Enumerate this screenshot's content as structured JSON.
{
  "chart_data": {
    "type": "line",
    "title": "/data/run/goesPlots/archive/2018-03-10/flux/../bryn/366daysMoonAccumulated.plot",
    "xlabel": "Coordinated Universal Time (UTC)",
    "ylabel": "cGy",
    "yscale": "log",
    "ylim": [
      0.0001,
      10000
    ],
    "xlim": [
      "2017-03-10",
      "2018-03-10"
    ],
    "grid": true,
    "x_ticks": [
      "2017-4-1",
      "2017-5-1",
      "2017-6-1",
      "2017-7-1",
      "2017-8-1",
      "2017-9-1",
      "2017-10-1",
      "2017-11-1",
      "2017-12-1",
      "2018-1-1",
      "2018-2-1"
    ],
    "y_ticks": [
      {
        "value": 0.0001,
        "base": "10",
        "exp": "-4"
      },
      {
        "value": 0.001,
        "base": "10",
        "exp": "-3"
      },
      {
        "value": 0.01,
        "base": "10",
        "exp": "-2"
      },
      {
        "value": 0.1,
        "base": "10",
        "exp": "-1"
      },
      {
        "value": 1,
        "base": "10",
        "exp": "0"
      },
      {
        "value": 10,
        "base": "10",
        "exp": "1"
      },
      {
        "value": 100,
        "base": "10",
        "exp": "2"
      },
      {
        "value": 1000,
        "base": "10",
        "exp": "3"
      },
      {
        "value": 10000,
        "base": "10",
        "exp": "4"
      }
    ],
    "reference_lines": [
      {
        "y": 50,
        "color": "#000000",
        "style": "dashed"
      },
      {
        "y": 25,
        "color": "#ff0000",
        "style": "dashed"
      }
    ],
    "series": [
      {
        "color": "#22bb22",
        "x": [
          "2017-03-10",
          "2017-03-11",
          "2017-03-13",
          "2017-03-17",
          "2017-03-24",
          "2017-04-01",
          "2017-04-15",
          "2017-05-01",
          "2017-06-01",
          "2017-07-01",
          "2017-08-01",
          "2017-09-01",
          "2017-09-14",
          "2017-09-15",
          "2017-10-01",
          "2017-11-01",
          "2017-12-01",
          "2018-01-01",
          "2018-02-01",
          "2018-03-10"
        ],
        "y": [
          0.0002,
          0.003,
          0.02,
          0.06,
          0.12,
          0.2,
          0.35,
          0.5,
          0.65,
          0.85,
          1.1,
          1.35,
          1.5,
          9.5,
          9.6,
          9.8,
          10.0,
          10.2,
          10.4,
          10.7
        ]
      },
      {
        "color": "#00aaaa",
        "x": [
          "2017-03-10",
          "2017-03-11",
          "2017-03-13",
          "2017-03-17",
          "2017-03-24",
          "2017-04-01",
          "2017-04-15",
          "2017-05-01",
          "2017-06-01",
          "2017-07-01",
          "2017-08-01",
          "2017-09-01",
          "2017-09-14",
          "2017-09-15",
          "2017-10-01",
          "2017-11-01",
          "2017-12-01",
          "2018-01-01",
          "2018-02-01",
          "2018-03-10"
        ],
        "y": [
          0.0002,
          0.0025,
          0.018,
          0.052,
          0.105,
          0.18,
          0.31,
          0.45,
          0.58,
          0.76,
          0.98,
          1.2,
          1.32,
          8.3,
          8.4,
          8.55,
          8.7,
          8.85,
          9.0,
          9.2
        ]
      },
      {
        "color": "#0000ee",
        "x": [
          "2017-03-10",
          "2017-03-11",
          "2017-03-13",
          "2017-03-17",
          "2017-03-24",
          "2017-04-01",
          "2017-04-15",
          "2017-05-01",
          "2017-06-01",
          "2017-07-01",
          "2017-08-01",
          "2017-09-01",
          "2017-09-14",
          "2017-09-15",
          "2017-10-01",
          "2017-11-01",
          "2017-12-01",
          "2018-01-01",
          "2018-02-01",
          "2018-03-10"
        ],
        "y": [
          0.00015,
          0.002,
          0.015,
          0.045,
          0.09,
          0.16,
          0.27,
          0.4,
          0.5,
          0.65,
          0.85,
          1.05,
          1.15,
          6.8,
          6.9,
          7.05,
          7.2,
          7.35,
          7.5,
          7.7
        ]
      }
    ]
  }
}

[EXERCISE PROMPT] Check every line of the material for the string "color" and give the number of lines that have it, without anything else.

[FINISHED ANSWER] 5